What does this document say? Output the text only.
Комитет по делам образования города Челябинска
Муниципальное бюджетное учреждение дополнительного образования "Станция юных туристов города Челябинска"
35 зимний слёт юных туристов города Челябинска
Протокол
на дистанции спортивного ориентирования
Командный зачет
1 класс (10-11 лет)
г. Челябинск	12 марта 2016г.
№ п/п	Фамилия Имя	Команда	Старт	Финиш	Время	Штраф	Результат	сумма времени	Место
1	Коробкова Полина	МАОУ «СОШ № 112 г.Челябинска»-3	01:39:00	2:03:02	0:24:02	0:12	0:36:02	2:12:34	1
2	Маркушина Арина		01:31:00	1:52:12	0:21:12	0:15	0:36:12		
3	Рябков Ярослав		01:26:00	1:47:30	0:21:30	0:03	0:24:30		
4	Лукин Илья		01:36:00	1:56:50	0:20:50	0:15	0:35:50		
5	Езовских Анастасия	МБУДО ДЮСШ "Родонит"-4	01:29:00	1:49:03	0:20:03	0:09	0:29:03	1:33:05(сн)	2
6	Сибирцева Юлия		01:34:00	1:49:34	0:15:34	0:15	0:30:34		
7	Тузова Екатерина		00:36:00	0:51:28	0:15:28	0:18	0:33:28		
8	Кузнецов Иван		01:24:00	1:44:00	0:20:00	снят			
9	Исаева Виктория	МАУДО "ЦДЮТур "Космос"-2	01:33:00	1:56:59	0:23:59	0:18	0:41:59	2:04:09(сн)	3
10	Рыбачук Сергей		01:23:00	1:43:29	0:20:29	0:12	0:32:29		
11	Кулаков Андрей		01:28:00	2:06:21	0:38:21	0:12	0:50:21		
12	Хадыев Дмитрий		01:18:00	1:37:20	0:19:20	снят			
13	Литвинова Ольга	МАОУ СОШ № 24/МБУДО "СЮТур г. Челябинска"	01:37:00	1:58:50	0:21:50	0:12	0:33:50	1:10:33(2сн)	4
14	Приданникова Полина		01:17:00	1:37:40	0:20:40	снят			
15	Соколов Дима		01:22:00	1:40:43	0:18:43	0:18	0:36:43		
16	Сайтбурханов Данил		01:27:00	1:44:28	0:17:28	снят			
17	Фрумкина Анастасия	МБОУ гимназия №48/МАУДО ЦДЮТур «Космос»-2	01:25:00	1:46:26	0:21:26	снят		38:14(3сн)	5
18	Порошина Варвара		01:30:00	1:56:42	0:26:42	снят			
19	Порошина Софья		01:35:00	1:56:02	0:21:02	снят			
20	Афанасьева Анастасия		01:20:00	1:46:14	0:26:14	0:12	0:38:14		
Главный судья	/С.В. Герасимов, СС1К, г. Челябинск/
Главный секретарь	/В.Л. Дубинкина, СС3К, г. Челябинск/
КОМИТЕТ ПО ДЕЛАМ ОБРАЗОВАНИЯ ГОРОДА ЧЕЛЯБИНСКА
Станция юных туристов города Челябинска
━━━━━━━━━━━━━━━━━━━━
** TO BE DONE **
Look through the entries above for the word "МАУДО". Copy every line where it shows up.

** OUTPUT FOR THIS TASK **
9	Исаева Виктория	МАУДО "ЦДЮТур "Космос"-2	01:33:00	1:56:59	0:23:59	0:18	0:41:59	2:04:09(сн)	3
17	Фрумкина Анастасия	МБОУ гимназия №48/МАУДО ЦДЮТур «Космос»-2	01:25:00	1:46:26	0:21:26	снят		38:14(3сн)	5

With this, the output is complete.